• [Passage to read]

Telugus who arrived during the British colonial era were mainly non-Brahmin Hindus from the Kamma, Reddy, Gavara, Kapu (Telaga), Velama, Chakali, and Mangali castes. Another recruitment centre was Nagapattinam in Tamil Nadu. While the Indian immigrants in the early period were predominantly men, the Telugus were more willing to bring women with them. Many Telugus arrived via Penang, settling in Bagan Datoh, Perak before scattering across the Malay peninsula, commonly found in the rubber and coconut plantations in Perak (such as Telok Anson), Johor, and Kedah. Bagan Datoh remains an important historical centre for Malaysian Telugus, with many Telugu cultural activities being conducted at Sri Venkateswara Temple. Other areas with notable Telugu populations include Lumut, Perak and Rawang, Selangor.

In the 1930s, anti-Indian riots in Burma resulted in large numbers of ethnic Telugus fleeing from Burma either back to India, or to Malaya. Another wave of Telugu migration from Burma occurred during World War II, and when the Japanese invaded Burma.

As the Telugus formed only a minority of Indians in British Malaya, with Tamils the most populous group, they weren't particularly visible as a group and thus their identity was subsumed into the larger group of South Indians. They, along with the Tamils and Malayalees, were referred to as Klings or Madrasis used as general terms for South Indians. In 1955, the Malaya Andhra Sanghamu, later Malaysia Andhra Sanghamu, was formed to support the Telugu community, foster their culture and promote their language.

• [Information]
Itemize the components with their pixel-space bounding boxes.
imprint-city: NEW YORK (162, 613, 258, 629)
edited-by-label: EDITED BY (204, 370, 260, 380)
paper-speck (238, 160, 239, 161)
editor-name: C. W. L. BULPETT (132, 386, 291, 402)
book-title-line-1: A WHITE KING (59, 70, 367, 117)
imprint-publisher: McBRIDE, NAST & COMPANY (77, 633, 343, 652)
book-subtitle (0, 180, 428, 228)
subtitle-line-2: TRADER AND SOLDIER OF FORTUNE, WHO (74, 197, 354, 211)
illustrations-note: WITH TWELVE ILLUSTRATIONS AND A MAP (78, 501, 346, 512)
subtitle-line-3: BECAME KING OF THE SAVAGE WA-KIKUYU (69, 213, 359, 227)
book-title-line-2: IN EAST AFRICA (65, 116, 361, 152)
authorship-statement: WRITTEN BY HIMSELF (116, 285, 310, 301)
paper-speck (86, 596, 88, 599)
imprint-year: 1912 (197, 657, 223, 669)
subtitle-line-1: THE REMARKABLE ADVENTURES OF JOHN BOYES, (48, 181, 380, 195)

• [Task instructions]
(1) In the text on Telugus in Malaya, which organization was formed in 1955 to support the Telugu community?
(2) Recast the paragraph of the text on Telugus in Malaya that begins "Telugus who arrived during the British colonial era" as a short bulleted list that keeps its main facts.
(3) Carry on the text on Telugus in Malaya, starting after its last sentence.

• [Responses by task]
(1) The Malaya Andhra Sanghamu, later called the Malaysia Andhra Sanghamu.

(2)
- Colonial-era Telugu arrivals were mainly non-Brahmin Hindus from the Kamma, Reddy, Gavara, Kapu (Telaga), Velama, Chakali, and Mangali castes.
- Nagapattinam in Tamil Nadu was another recruitment center.
- Early Indian immigrants were mostly men, but Telugus were more willing to bring women.
- Many came via Penang, settled first in Bagan Datoh, Perak, and then spread across the Malay peninsula.
- They were common on rubber and coconut plantations in Perak (such as Telok Anson), Johor, and Kedah.
- Bagan Datoh is still an important historical center, with Telugu cultural activities held at Sri Venkateswara Temple.
- Lumut, Perak and Rawang, Selangor also have notable Telugu populations.

(3)
== Population ==
Exact numbers of the Malaysian Telugu population are not known, however Telugus are thought to be the second largest group of Indians in Malaysia after Tamils. In British Malaya they formed around 4% of the Indian population, and in the 1980 census, 2.4%. The Telugu Association of Malaysia estimates the population to be approximately 500,000 as of 2024.

== Language ==
Malaysian Telugus speak the Telugu language, the world's most spoken Dravidian language which falls under the "South Central Dravidian" branch of the language family. In 1981, the Second World Telugu Conference was held in Kuala Lumpur. The Telugu Association of Malaysia (TAM; మలేసియా తెలుగు సంఘము; Persatuan Telugu Malaysia), a non profit NGO, serves to represent the interests of Malaysian Telugus as well as preserving and promoting Telugu language and culture. The Telugu Association of Malaysia was first formed in the Lower Perak District on 17 July 1955, under the banner of "Malaya Andhra Sangamu" and was officially registered on 17 February 1956. On 16 December 1963, it was renamed "Malaysia Andhra Sangamu". The name evolved into its current form in 1983 and is also known as "Malaysia Telugu Sangamu".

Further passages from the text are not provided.